# Job
Copy out each line of the data that holds the word "zjednati".

begin Dataset records

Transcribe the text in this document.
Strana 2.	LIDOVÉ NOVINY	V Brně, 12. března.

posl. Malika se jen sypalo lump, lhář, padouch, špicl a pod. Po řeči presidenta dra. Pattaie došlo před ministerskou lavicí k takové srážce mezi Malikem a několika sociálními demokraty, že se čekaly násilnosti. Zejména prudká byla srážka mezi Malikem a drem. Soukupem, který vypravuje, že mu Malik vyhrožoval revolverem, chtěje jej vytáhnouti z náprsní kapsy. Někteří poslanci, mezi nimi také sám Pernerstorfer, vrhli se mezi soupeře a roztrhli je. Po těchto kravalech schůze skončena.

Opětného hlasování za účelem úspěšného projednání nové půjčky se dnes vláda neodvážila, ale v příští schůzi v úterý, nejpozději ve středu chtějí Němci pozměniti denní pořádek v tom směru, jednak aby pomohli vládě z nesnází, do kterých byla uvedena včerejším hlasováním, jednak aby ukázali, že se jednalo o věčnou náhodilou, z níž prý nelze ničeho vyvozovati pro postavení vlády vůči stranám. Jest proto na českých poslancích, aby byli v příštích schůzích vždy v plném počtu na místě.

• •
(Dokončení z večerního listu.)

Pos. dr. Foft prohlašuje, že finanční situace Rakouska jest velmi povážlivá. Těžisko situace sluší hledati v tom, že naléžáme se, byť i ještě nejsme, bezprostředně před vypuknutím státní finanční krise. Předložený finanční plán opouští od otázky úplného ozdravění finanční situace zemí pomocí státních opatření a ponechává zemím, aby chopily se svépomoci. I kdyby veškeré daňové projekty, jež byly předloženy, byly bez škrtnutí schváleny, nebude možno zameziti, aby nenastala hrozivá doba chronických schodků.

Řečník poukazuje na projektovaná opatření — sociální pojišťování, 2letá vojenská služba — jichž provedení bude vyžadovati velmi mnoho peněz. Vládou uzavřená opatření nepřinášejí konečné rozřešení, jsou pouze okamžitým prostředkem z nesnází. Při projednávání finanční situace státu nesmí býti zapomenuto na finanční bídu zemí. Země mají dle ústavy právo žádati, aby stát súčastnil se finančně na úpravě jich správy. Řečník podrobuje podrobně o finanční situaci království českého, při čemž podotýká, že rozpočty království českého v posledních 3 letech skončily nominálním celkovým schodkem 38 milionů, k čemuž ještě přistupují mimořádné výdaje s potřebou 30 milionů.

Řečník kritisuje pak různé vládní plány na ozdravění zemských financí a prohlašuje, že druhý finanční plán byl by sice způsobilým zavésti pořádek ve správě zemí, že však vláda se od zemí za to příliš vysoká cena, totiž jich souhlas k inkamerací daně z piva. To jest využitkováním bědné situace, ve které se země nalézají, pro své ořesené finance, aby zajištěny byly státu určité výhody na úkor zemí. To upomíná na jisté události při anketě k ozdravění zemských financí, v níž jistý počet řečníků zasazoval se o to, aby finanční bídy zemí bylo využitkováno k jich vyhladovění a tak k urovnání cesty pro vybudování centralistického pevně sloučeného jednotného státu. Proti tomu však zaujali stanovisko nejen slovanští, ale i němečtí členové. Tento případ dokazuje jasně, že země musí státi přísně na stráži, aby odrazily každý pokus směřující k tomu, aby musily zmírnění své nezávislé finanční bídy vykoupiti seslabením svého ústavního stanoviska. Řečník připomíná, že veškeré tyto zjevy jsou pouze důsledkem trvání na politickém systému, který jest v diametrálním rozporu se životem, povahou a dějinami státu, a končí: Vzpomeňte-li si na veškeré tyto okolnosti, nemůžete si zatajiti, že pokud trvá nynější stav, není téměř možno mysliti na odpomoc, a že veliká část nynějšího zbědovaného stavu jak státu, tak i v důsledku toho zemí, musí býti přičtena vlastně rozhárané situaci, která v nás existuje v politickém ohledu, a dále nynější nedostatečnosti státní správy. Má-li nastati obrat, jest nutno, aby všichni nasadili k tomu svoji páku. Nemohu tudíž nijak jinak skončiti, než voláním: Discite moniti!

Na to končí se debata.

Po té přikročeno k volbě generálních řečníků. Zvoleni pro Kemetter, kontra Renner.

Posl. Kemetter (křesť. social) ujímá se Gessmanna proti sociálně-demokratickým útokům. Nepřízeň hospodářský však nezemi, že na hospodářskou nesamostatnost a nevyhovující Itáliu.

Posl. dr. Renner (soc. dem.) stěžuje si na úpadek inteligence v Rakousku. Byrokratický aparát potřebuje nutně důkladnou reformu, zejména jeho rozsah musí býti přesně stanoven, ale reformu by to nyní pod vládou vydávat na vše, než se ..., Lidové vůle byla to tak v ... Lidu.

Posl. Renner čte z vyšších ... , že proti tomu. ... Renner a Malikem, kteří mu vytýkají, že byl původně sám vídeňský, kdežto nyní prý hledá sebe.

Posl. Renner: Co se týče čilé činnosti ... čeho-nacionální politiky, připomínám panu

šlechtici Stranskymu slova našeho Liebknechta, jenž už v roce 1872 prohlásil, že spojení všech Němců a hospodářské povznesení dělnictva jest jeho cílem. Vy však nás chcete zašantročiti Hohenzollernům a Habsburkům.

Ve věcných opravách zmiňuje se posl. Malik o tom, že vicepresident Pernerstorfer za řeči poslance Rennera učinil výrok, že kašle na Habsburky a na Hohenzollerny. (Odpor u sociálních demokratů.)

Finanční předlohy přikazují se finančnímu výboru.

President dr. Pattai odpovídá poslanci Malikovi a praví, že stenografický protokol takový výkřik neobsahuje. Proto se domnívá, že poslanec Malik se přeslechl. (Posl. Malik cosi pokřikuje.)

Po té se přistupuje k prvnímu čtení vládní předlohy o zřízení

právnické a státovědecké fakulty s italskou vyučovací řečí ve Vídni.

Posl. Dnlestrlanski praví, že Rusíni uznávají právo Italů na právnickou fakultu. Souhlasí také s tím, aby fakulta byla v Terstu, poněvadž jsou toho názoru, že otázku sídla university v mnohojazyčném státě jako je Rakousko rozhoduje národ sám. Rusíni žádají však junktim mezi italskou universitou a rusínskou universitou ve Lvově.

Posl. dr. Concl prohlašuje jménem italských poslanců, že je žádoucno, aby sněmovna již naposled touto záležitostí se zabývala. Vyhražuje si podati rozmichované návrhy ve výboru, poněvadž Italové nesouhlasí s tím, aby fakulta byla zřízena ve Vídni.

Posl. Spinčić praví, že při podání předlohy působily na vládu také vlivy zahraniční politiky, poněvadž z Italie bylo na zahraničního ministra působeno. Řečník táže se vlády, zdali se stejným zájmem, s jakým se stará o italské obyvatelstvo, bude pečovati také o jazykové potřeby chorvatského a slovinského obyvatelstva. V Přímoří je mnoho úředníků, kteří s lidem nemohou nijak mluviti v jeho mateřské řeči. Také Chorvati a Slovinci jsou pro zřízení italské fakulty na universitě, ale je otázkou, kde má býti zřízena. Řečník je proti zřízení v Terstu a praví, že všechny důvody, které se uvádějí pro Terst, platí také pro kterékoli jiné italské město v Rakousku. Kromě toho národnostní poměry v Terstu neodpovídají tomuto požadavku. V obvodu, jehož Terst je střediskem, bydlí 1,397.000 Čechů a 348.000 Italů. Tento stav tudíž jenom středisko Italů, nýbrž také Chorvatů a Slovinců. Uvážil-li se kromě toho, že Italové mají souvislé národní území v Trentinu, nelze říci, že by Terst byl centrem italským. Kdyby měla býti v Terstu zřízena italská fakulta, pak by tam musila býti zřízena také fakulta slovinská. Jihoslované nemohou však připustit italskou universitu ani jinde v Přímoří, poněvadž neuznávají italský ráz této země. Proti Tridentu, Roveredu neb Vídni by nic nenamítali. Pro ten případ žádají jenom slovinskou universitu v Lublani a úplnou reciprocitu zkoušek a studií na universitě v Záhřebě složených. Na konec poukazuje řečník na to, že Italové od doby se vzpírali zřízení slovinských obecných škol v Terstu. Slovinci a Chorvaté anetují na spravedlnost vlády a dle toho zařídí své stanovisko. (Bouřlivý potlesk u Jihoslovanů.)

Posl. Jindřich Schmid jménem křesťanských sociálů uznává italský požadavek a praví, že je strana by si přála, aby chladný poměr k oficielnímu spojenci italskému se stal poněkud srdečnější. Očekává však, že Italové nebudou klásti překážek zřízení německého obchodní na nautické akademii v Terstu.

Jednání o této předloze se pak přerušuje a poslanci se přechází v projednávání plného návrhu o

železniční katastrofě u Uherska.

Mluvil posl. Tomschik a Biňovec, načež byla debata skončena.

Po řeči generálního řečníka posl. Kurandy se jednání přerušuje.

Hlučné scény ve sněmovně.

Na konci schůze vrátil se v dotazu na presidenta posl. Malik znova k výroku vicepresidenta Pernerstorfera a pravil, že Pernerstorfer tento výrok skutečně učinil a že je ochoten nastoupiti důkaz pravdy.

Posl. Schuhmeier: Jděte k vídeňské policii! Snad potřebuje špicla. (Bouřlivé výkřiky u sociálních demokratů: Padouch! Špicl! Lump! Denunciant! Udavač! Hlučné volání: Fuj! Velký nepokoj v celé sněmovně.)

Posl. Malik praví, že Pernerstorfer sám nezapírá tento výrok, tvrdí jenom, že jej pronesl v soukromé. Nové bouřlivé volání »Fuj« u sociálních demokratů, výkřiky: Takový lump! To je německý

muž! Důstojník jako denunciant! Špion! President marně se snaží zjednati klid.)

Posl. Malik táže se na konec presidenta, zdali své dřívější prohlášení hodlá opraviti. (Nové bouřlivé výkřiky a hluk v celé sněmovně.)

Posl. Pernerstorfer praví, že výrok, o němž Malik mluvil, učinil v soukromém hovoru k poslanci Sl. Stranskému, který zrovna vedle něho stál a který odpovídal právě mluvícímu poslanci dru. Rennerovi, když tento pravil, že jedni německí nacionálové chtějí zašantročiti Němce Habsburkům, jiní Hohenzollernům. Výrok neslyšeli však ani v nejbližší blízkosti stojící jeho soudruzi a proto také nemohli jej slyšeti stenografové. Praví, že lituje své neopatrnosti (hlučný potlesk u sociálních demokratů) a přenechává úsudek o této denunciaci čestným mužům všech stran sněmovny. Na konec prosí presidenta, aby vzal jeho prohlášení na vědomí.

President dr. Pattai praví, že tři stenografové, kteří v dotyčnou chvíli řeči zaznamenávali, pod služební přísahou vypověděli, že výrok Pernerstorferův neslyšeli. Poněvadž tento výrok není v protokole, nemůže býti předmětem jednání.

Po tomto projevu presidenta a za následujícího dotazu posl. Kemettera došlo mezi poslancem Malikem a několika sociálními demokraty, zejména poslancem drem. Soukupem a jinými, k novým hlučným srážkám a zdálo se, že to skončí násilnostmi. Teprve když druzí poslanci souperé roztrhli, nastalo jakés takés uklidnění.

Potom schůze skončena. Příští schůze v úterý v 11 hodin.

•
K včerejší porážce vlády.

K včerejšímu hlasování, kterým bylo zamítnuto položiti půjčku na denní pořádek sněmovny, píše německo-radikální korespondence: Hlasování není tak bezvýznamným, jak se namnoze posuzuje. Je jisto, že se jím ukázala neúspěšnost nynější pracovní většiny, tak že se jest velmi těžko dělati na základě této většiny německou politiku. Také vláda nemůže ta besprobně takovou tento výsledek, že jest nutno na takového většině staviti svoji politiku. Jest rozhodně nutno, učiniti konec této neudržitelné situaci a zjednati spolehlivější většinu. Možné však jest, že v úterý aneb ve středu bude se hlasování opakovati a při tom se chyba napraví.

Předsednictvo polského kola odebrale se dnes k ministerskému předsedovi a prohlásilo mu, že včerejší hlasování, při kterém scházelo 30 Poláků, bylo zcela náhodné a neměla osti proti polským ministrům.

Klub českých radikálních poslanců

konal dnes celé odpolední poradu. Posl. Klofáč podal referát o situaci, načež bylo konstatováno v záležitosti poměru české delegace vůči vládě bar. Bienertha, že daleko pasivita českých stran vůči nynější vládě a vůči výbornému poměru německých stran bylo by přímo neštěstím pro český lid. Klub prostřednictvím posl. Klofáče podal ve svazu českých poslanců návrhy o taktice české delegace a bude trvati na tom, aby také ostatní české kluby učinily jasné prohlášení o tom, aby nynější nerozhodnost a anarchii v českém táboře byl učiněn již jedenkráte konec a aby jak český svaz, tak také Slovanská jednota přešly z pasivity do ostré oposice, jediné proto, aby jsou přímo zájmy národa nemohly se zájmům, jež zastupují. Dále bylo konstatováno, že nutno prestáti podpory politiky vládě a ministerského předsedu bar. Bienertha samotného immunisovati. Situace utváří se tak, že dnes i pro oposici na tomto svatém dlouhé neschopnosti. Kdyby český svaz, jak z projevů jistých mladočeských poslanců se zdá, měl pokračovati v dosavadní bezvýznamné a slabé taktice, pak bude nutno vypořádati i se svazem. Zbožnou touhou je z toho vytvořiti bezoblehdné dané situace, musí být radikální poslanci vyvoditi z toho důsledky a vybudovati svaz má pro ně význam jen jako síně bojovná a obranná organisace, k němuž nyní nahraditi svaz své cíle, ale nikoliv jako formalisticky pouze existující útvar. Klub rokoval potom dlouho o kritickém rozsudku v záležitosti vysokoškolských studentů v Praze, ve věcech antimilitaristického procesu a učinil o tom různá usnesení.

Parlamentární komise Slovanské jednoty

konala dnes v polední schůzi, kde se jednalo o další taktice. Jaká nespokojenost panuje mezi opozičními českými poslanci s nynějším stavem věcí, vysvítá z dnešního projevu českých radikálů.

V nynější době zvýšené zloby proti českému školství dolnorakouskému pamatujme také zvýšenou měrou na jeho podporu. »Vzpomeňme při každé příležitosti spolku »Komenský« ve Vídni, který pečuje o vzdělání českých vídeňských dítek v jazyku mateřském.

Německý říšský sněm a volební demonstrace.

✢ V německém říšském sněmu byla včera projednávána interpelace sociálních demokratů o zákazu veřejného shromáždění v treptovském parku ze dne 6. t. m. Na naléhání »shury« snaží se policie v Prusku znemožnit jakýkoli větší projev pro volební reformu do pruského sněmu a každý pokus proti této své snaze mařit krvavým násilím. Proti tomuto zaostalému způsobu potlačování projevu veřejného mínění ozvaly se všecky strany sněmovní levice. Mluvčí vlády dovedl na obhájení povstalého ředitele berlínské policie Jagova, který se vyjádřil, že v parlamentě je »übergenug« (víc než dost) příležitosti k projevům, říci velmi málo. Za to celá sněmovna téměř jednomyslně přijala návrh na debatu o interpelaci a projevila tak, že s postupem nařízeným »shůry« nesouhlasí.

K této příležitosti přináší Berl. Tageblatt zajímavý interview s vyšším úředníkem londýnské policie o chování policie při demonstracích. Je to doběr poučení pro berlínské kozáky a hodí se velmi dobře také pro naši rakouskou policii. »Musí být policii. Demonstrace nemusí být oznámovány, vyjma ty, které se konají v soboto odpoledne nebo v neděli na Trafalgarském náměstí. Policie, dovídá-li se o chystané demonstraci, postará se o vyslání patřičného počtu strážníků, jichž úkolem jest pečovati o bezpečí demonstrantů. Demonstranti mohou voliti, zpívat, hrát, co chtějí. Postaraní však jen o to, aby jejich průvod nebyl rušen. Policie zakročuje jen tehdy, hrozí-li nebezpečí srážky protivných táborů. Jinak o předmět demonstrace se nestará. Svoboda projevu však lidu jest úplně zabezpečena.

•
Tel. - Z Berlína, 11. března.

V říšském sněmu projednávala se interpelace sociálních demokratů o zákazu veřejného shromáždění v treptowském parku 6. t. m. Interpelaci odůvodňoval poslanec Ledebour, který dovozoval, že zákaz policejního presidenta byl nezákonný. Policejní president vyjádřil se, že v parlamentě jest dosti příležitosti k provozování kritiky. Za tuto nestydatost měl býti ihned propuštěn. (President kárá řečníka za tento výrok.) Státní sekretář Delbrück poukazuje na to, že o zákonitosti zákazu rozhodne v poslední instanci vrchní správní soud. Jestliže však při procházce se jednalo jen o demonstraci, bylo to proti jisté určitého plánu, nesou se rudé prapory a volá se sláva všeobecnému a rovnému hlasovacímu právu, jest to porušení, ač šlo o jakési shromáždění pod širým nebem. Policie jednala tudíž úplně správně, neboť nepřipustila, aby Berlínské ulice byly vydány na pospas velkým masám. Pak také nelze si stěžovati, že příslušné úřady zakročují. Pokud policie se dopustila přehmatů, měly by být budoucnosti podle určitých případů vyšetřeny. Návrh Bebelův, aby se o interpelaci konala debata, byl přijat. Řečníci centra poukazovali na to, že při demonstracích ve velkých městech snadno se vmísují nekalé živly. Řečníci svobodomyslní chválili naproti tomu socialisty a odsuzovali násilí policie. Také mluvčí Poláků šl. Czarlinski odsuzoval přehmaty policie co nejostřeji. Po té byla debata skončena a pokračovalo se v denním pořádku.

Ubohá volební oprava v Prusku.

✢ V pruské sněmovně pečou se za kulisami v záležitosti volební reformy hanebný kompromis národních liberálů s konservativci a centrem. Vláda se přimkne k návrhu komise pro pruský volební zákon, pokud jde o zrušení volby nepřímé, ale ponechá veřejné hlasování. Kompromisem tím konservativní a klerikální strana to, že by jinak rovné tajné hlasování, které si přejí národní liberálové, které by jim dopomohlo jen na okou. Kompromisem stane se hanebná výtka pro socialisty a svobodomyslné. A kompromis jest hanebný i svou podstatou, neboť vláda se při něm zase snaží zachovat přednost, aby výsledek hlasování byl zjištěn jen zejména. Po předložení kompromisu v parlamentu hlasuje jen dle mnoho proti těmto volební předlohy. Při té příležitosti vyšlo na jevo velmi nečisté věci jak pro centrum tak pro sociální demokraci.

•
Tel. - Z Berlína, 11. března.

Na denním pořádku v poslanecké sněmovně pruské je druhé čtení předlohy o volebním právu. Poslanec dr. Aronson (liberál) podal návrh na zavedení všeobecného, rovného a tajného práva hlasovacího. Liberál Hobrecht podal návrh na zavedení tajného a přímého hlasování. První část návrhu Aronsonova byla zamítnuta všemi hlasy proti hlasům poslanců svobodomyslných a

end Dataset records

# Worked answer
muž! Důstojník jako denunciant! Špion! President marně se snaží zjednati klid.)
K včerejšímu hlasování, kterým bylo zamítnuto položiti půjčku na denní pořádek sněmovny, píše německo-radikální korespondence: Hlasování není tak bezvýznamným, jak se namnoze posuzuje. Je jisto, že se jím ukázala neúspěšnost nynější pracovní většiny, tak že se jest velmi těžko dělati na základě této většiny německou politiku. Také vláda nemůže ta besprobně takovou tento výsledek, že jest nutno na takového většině staviti svoji politiku. Jest rozhodně nutno, učiniti konec této neudržitelné situaci a zjednati spolehlivější většinu. Možné však jest, že v úterý aneb ve středu bude se hlasování opakovati a při tom se chyba napraví.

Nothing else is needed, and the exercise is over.